-- GIVEN EXERCISE --
For each line in the data below that holds "diez", return a copy.

-- PROVIDED MATERIAL --

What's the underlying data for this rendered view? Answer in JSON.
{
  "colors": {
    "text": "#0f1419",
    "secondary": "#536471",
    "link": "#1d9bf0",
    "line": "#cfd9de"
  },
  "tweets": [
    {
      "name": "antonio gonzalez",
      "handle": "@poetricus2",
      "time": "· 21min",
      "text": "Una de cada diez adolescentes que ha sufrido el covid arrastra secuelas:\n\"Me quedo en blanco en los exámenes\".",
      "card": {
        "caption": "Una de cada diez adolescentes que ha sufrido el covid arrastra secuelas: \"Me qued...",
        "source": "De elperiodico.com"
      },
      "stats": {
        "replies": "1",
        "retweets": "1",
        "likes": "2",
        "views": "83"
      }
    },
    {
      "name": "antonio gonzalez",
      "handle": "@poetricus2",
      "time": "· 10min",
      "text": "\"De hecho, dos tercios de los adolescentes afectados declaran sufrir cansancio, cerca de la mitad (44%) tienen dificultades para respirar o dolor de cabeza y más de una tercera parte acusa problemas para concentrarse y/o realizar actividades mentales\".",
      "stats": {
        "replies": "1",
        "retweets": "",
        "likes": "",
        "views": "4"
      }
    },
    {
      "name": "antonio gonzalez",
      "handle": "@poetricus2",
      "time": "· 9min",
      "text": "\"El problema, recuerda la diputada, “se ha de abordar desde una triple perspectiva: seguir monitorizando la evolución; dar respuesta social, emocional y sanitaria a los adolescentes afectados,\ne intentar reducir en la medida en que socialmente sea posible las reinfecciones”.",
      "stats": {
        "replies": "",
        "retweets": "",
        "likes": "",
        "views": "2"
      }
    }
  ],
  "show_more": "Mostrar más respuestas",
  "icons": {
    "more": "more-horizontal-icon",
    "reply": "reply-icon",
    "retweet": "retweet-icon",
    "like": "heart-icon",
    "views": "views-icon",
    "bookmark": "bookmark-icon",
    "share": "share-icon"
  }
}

--

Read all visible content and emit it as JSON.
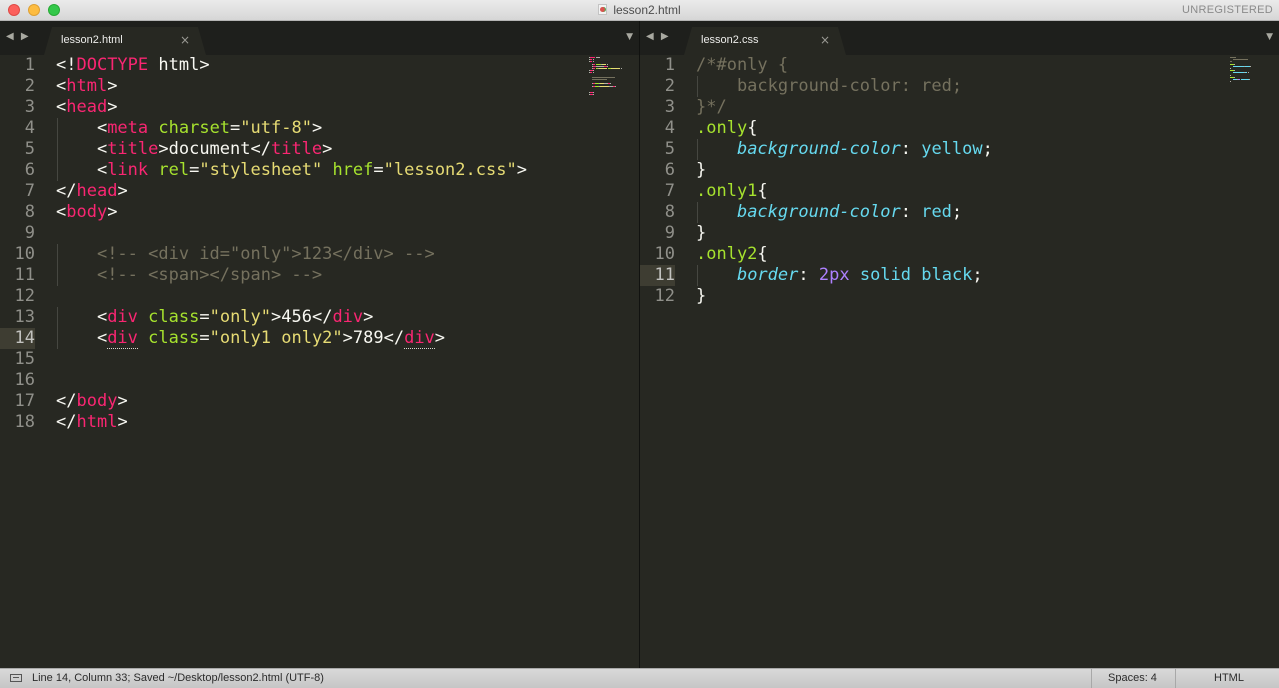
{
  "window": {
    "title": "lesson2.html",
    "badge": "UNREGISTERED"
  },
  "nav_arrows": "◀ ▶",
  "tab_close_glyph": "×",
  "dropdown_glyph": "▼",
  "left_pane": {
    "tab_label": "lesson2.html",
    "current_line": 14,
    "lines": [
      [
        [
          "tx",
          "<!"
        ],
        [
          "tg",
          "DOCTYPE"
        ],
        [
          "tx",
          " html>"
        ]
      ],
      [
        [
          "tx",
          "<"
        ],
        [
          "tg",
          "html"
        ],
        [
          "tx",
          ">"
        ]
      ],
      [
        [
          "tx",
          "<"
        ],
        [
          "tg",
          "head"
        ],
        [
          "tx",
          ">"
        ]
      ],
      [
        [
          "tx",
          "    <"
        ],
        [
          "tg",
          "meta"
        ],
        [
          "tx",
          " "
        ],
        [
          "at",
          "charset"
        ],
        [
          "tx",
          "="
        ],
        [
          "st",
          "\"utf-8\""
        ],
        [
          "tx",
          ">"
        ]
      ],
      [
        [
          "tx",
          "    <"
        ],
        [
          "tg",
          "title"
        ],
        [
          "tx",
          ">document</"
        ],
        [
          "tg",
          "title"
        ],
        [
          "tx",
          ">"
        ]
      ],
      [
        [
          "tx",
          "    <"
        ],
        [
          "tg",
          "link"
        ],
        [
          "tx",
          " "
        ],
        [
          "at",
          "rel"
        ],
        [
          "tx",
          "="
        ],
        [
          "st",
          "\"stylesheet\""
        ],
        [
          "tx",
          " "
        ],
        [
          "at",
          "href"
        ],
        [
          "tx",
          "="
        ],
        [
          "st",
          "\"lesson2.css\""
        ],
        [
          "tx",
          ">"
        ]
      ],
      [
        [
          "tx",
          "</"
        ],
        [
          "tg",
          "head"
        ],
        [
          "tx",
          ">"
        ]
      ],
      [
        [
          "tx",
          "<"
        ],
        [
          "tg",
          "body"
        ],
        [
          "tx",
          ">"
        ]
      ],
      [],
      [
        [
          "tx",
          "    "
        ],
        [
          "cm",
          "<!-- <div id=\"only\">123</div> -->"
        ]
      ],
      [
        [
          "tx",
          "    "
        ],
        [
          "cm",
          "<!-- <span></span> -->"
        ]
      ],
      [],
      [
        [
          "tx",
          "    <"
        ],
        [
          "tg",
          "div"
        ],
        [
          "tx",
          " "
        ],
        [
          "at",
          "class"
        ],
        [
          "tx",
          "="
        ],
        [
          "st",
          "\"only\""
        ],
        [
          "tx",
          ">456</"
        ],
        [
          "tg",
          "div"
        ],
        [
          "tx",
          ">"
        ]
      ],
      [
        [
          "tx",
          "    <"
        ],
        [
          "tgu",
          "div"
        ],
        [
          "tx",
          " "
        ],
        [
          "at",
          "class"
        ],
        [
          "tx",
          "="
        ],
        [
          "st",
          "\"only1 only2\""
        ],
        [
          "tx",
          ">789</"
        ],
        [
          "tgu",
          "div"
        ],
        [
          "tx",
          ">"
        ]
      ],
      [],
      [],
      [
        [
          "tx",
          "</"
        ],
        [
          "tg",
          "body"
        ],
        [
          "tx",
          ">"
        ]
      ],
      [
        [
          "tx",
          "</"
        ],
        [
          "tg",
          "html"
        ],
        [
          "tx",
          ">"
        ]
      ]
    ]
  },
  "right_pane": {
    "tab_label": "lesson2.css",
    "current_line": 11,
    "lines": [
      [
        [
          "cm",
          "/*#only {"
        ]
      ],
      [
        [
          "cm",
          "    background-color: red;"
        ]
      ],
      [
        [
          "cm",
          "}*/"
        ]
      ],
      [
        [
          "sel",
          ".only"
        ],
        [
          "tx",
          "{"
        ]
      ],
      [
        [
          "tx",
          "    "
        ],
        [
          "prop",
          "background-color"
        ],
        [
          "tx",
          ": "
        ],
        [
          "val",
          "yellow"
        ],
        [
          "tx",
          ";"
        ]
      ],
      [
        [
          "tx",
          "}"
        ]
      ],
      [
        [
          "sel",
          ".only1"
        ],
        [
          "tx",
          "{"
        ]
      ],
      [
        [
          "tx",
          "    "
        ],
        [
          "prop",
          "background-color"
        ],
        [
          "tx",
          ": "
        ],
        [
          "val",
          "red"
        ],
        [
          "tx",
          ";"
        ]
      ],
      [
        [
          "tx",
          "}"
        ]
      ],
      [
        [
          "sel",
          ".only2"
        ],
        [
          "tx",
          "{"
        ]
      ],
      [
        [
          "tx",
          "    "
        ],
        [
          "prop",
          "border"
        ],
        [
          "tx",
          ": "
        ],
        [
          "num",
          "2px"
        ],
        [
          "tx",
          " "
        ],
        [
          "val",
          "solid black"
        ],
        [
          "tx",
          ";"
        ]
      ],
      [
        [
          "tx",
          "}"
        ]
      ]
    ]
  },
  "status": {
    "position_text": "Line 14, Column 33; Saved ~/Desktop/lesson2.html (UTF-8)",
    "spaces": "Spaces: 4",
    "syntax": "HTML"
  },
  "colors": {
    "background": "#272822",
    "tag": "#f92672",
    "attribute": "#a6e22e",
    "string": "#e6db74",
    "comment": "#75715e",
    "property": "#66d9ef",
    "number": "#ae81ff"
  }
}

==

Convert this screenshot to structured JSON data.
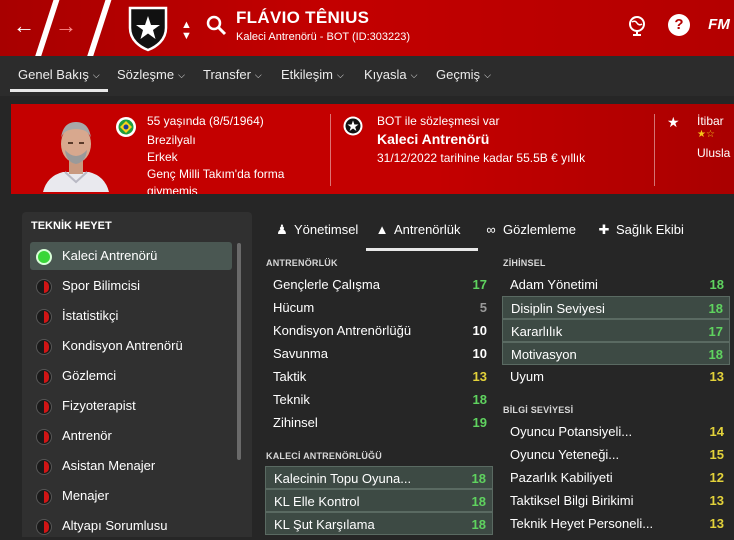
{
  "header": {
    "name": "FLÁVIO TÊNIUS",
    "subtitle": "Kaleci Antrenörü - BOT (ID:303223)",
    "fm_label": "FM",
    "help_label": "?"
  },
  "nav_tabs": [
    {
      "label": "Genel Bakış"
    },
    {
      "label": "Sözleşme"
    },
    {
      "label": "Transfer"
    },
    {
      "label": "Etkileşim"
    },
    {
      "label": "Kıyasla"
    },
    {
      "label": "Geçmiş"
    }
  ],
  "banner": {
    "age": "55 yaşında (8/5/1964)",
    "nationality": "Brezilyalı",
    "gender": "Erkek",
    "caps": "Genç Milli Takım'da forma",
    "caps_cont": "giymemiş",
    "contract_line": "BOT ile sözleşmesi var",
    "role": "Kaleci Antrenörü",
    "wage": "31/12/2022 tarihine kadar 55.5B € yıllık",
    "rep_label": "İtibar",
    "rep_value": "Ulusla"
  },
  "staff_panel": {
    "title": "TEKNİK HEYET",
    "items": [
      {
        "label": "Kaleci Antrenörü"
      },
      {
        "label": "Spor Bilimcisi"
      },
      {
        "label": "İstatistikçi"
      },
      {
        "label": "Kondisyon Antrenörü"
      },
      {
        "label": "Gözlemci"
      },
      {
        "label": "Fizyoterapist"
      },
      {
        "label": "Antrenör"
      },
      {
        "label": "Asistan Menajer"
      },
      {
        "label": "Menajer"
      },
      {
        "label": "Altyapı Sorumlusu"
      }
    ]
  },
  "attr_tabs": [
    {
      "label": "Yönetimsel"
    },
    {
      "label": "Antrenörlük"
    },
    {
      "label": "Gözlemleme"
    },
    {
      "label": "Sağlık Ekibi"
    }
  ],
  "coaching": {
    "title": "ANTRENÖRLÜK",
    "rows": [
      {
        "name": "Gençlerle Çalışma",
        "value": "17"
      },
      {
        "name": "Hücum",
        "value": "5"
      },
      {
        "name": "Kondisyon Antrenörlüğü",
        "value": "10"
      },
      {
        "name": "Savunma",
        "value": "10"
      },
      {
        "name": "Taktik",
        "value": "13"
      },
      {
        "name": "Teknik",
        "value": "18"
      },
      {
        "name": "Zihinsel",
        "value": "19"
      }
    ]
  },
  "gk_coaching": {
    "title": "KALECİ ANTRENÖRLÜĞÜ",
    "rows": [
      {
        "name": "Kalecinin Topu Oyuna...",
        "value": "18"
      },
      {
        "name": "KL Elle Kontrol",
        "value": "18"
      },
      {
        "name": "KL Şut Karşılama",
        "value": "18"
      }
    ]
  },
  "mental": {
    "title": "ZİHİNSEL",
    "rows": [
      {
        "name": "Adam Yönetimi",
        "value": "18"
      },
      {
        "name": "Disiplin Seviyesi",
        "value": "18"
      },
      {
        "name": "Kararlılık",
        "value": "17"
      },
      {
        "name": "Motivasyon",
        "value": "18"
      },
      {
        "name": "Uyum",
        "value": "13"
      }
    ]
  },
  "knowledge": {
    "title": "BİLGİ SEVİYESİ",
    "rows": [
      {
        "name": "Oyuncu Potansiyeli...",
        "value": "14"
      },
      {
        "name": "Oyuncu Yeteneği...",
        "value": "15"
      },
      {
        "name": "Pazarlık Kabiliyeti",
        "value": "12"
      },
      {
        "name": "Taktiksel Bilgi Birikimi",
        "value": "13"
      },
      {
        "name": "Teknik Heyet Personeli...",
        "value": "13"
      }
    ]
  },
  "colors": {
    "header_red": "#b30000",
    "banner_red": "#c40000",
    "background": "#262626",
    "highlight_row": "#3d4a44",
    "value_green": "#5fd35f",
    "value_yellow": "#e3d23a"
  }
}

-- EXPECTED ANSWER --
      "text": "Una de cada diez adolescentes que ha sufrido el covid arrastra secuelas:\n\"Me quedo en blanco en los exámenes\".",
        "caption": "Una de cada diez adolescentes que ha sufrido el covid arrastra secuelas: \"Me qued...",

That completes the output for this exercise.